WORK TO COMPLETE | Here are some records; copy every line that holds the word "Warm".

TASK MATERIAL |
╔══

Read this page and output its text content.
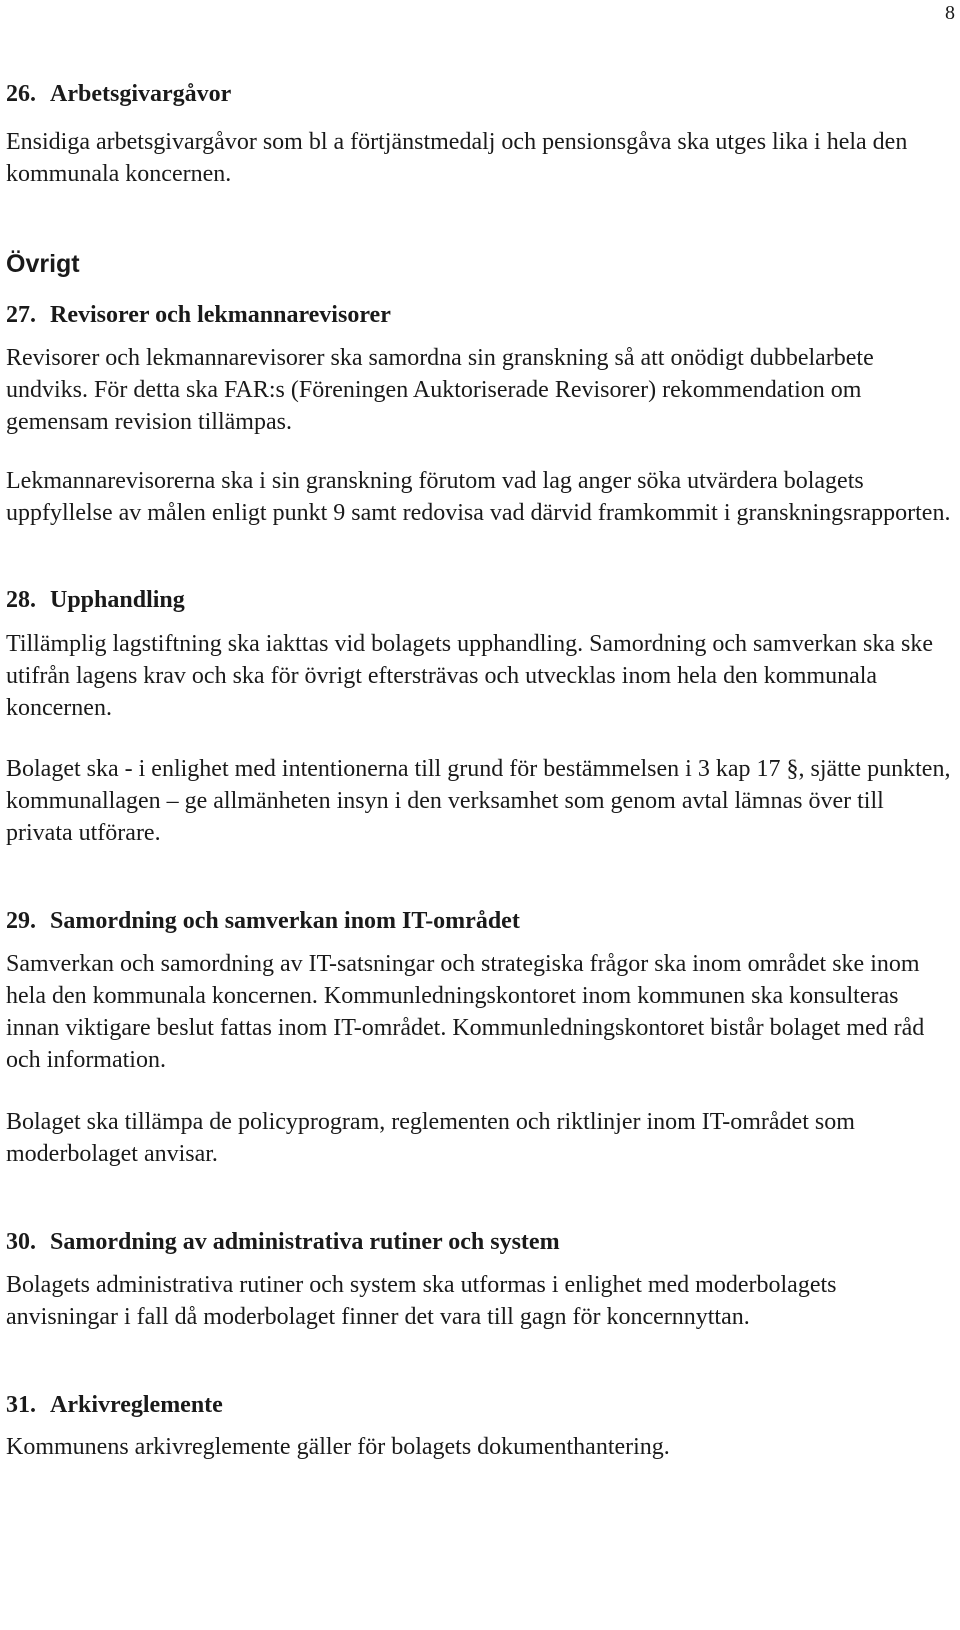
8
26. Arbetsgivargåvor

Ensidiga arbetsgivargåvor som bl a förtjänstmedalj och pensionsgåva ska utges lika i hela den kommunala koncernen.

Övrigt
27. Revisorer och lekmannarevisorer

Revisorer och lekmannarevisorer ska samordna sin granskning så att onödigt dubbelarbete undviks. För detta ska FAR:s (Föreningen Auktoriserade Revisorer) rekommendation om gemensam revision tillämpas.

Lekmannarevisorerna ska i sin granskning förutom vad lag anger söka utvärdera bolagets uppfyllelse av målen enligt punkt 9 samt redovisa vad därvid framkommit i granskningsrapporten.

28. Upphandling

Tillämplig lagstiftning ska iakttas vid bolagets upphandling. Samordning och samverkan ska ske utifrån lagens krav och ska för övrigt eftersträvas och utvecklas inom hela den kommunala koncernen.

Bolaget ska - i enlighet med intentionerna till grund för bestämmelsen i 3 kap 17 §, sjätte punkten, kommunallagen – ge allmänheten insyn i den verksamhet som genom avtal lämnas över till privata utförare.

29. Samordning och samverkan inom IT-området

Samverkan och samordning av IT-satsningar och strategiska frågor ska inom området ske inom hela den kommunala koncernen. Kommunledningskontoret inom kommunen ska konsulteras innan viktigare beslut fattas inom IT-området. Kommunledningskontoret bistår bolaget med råd och information.

Bolaget ska tillämpa de policyprogram, reglementen och riktlinjer inom IT-området som moderbolaget anvisar.

30. Samordning av administrativa rutiner och system

Bolagets administrativa rutiner och system ska utformas i enlighet med moderbolagets anvisningar i fall då moderbolaget finner det vara till gagn för koncernnyttan.

31. Arkivreglemente

Kommunens arkivreglemente gäller för bolagets dokumenthantering.
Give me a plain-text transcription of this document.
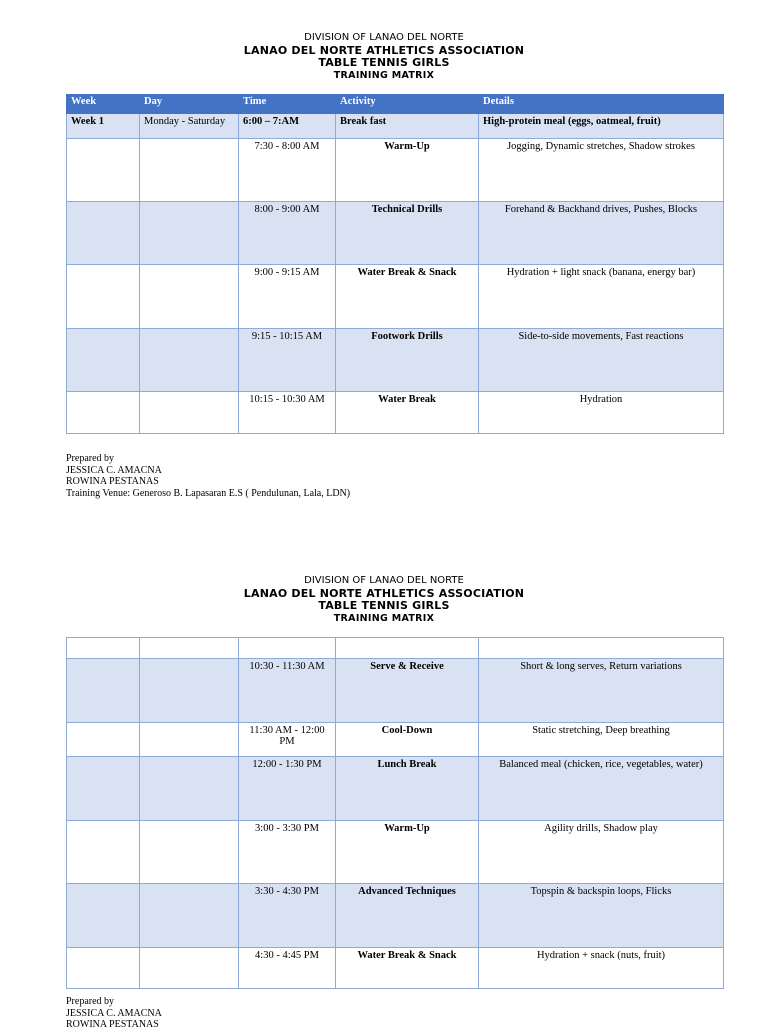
DIVISION OF LANAO DEL NORTE
LANAO DEL NORTE ATHLETICS ASSOCIATION
TABLE TENNIS GIRLS
TRAINING MATRIX
Week	Day	Time	Activity	Details
Week 1	Monday - Saturday	6:00 – 7:AM	Break fast	High-protein meal (eggs, oatmeal, fruit)
		7:30 - 8:00 AM	Warm-Up	Jogging, Dynamic stretches, Shadow strokes
		8:00 - 9:00 AM	Technical Drills	Forehand & Backhand drives, Pushes, Blocks
		9:00 - 9:15 AM	Water Break & Snack	Hydration + light snack (banana, energy bar)
		9:15 - 10:15 AM	Footwork Drills	Side-to-side movements, Fast reactions
		10:15 - 10:30 AM	Water Break	Hydration
Prepared by
JESSICA C. AMACNA
ROWINA PESTANAS
Training Venue: Generoso B. Lapasaran E.S ( Pendulunan, Lala, LDN)
DIVISION OF LANAO DEL NORTE
LANAO DEL NORTE ATHLETICS ASSOCIATION
TABLE TENNIS GIRLS
TRAINING MATRIX

		10:30 - 11:30 AM	Serve & Receive	Short & long serves, Return variations
		11:30 AM - 12:00 PM	Cool-Down	Static stretching, Deep breathing
		12:00 - 1:30 PM	Lunch Break	Balanced meal (chicken, rice, vegetables, water)
		3:00 - 3:30 PM	Warm-Up	Agility drills, Shadow play
		3:30 - 4:30 PM	Advanced Techniques	Topspin & backspin loops, Flicks
		4:30 - 4:45 PM	Water Break & Snack	Hydration + snack (nuts, fruit)
Prepared by
JESSICA C. AMACNA
ROWINA PESTANAS
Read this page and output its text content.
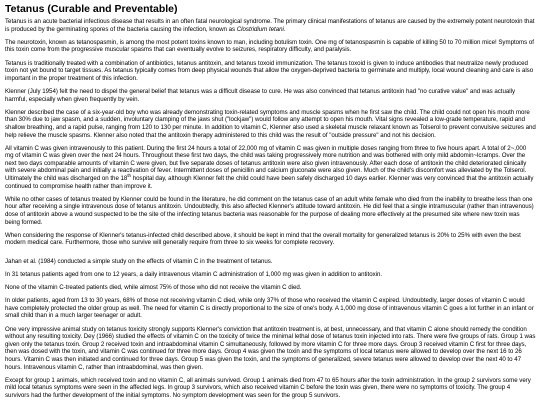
Tetanus (Curable and Preventable)

Tetanus is an acute bacterial infectious disease that results in an often fatal neurological syndrome. The primary clinical manifestations of tetanus are caused by the extremely potent neurotoxin that is produced by the germinating spores of the bacteria causing the infection, known as Clostridium tetani.

The neurotoxin, known as tetanospasmin, is among the most potent toxins known to man, including botulism toxin. One mg of tetanospasmin is capable of killing 50 to 70 million mice! Symptoms of this toxin come from the progressive muscular spasms that can eventually evolve to seizures, respiratory difficulty, and paralysis.

Tetanus is traditionally treated with a combination of antibiotics, tetanus antitoxin, and tetanus toxoid immunization. The tetanus toxoid is given to induce antibodies that neutralize newly produced toxin not yet bound to target tissues. As tetanus typically comes from deep physical wounds that allow the oxygen-deprived bacteria to germinate and multiply, local wound cleaning and care is also important in the proper treatment of this infection.

Klenner (July 1954) felt the need to dispel the general belief that tetanus was a difficult disease to cure. He was also convinced that tetanus antitoxin had "no curative value" and was actually harmful, especially when given frequently by vein.

Klenner described the case of a six-year-old boy who was already demonstrating toxin-related symptoms and muscle spasms when he first saw the child. The child could not open his mouth more than 30% due to jaw spasm, and a sudden, involuntary clamping of the jaws shut ("lockjaw") would follow any attempt to open his mouth. Vital signs revealed a low-grade temperature, rapid and shallow breathing, and a rapid pulse, ranging from 120 to 130 per minute. In addition to vitamin C, Klenner also used a skeletal muscle relaxant known as Tolserol to prevent convulsive seizures and help relieve the muscle spasms. Klenner also noted that the antitoxin therapy administered to this child was the result of "outside pressure" and not his decision.

All vitamin C was given intravenously to this patient. During the first 24 hours a total of 22,000 mg of vitamin C was given in multiple doses ranging from three to five hours apart. A total of 2~,000 mg of vitamin C was given over the next 24 hours. Throughout these first two days, the child was taking progressively more nutrition and was bothered with only mild abdomin~lcramps. Over the next two days comparable amounts of vitamin C were given, but five separate doses of tetanus antitoxin were also given intravenously. After each dose of antitoxin the child deteriorated clinically with severe abdominal pain and initially a reactivation of fever. Intermittent doses of penicillin and calcium gluconate were also given. Much of the child's discomfort was alleviated by the Tolserol. Ultimately the child was discharged on the 18th hospital day, although Klenner felt the child could have been safely discharged 10 days earlier. Klenner was very convinced that the antitoxin actually continued to compromise health rather than improve it.

While no other cases of tetanus treated by Klenner could be found in the literature, he did comment on the tetanus case of an adult white female who died from the inability to breathe less than one hour after receiving a single intravenous dose of tetanus antitoxin. Undoubtedly, this also affected Klenner's attitude toward antitoxin. He did feel that a single intramuscular (rather than intravenous) dose of antitoxin above a wound suspected to be the site of the infecting tetanus bacteria was reasonable for the purpose of dealing more effectively at the presumed site where new toxin was being formed.

When considering the response of Klenner's tetanus-infected child described above, it should be kept in mind that the overall mortality for generalized tetanus is 20% to 25% with even the best modern medical care. Furthermore, those who survive will generally require from three to six weeks for complete recovery.

Jahan et al. (1984) conducted a simple study on the effects of vitamin C in the treatment of tetanus.

In 31 tetanus patients aged from one to 12 years, a daily intravenous vitamin C administration of 1,000 mg was given in addition to antitoxin.

None of the vitamin C-treated patients died, while almost 75% of those who did not receive the vitamin C died.

In older patients, aged from 13 to 30 years, 68% of those not receiving vitamin C died, while only 37% of those who received the vitamin C expired. Undoubtedly, larger doses of vitamin C would have completely protected the older group as well. The need for vitamin C is directly proportional to the size of one's body. A 1,000 mg dose of intravenous vitamin C goes a lot further in an infant or small child than in a much larger teenager or adult.

One very impressive animal study on tetanus toxicity strongly supports Klenner's conviction that antitoxin treatment is, at best, unnecessary, and that vitamin C alone should remedy the condition without any resulting toxicity. Dey (1966) studied the effects of vitamin C on the toxicity of twice the minimal lethal dose of tetanus toxin injected into rats. There were five groups of rats. Group 1 was given only the tetanus toxin. Group 2 received toxin and intraabdominal vitamin C simultaneously, followed by more vitamin C for three more days. Group 3 received vitamin C first for three days, then was dosed with the toxin, and vitamin C was continued for three more days. Group 4 was given the toxin and the symptoms of local tetanus were allowed to develop over the next 16 to 26 hours. Vitamin C was then initiated and continued for three days. Group 5 was given the toxin, and the symptoms of generalized, severe tetanus were allowed to develop over the next 40 to 47 hours. Intravenous vitamin C, rather than intraabdominal, was then given.

Except for group 1 animals, which received toxin and no vitamin C, all animals survived. Group 1 animals died from 47 to 65 hours after the toxin administration. In the group 2 survivors some very mild local tetanus symptoms were seen in the affected legs. In group 3 survivors, which also received vitamin C before the toxin was given, there were no symptoms of toxicity. The group 4 survivors had the further development of the initial symptoms. No symptom development was seen for the group 5 survivors.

╚══

RESULT OF THIS TASK |
		7:30 - 8:00 AM	Warm-Up	Jogging, Dynamic stretches, Shadow strokes
		3:00 - 3:30 PM	Warm-Up	Agility drills, Shadow play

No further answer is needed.